→ Data shown:

- - - - - - -

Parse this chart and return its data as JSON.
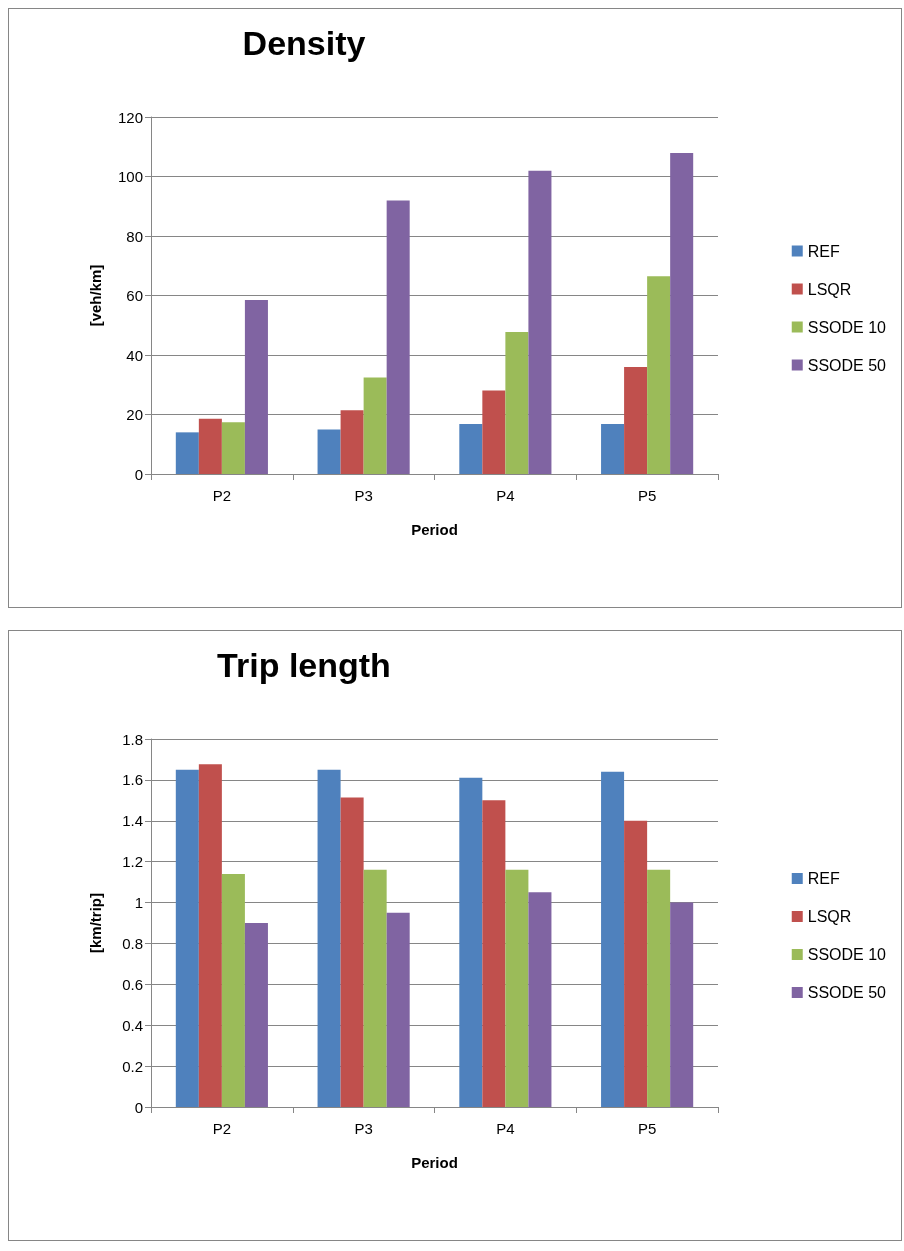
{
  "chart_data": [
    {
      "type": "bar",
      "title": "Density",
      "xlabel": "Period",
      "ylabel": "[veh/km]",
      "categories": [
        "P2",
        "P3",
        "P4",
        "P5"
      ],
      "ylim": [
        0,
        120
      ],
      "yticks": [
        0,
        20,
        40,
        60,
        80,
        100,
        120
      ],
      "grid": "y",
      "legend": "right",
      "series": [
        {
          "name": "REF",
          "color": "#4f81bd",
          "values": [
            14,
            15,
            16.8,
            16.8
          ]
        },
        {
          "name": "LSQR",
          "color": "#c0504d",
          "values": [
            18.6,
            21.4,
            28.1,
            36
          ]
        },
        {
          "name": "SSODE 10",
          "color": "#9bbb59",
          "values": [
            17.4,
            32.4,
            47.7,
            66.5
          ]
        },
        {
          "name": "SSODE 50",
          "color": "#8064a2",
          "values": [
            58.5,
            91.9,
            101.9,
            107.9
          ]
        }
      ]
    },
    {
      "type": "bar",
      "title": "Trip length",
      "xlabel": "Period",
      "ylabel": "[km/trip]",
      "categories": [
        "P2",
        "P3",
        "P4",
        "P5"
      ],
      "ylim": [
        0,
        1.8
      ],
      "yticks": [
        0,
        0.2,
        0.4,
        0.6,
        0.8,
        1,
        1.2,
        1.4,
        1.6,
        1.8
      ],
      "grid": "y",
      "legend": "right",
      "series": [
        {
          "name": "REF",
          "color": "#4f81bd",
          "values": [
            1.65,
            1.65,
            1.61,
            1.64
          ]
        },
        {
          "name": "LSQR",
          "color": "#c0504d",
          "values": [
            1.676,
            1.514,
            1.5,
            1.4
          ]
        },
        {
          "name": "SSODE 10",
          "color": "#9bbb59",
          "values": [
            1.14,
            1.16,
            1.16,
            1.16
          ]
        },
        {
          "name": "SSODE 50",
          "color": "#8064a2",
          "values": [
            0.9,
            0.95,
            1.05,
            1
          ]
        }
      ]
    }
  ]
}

- - - - - - -

→ Work to do: Pictures are to be left out; all else in the entries above is to be quoted exactly.

→ Response for this exercise:
Parse this chart and return its data as JSON.
{
  "chart_data": [
    {
      "type": "bar",
      "title": "Density",
      "xlabel": "Period",
      "ylabel": "[veh/km]",
      "categories": [
        "P2",
        "P3",
        "P4",
        "P5"
      ],
      "ylim": [
        0,
        120
      ],
      "yticks": [
        0,
        20,
        40,
        60,
        80,
        100,
        120
      ],
      "grid": "y",
      "legend": "right",
      "series": [
        {
          "name": "REF",
          "color": "#4f81bd",
          "values": [
            14,
            15,
            16.8,
            16.8
          ]
        },
        {
          "name": "LSQR",
          "color": "#c0504d",
          "values": [
            18.6,
            21.4,
            28.1,
            36
          ]
        },
        {
          "name": "SSODE 10",
          "color": "#9bbb59",
          "values": [
            17.4,
            32.4,
            47.7,
            66.5
          ]
        },
        {
          "name": "SSODE 50",
          "color": "#8064a2",
          "values": [
            58.5,
            91.9,
            101.9,
            107.9
          ]
        }
      ]
    },
    {
      "type": "bar",
      "title": "Trip length",
      "xlabel": "Period",
      "ylabel": "[km/trip]",
      "categories": [
        "P2",
        "P3",
        "P4",
        "P5"
      ],
      "ylim": [
        0,
        1.8
      ],
      "yticks": [
        0,
        0.2,
        0.4,
        0.6,
        0.8,
        1,
        1.2,
        1.4,
        1.6,
        1.8
      ],
      "grid": "y",
      "legend": "right",
      "series": [
        {
          "name": "REF",
          "color": "#4f81bd",
          "values": [
            1.65,
            1.65,
            1.61,
            1.64
          ]
        },
        {
          "name": "LSQR",
          "color": "#c0504d",
          "values": [
            1.676,
            1.514,
            1.5,
            1.4
          ]
        },
        {
          "name": "SSODE 10",
          "color": "#9bbb59",
          "values": [
            1.14,
            1.16,
            1.16,
            1.16
          ]
        },
        {
          "name": "SSODE 50",
          "color": "#8064a2",
          "values": [
            0.9,
            0.95,
            1.05,
            1
          ]
        }
      ]
    }
  ]
}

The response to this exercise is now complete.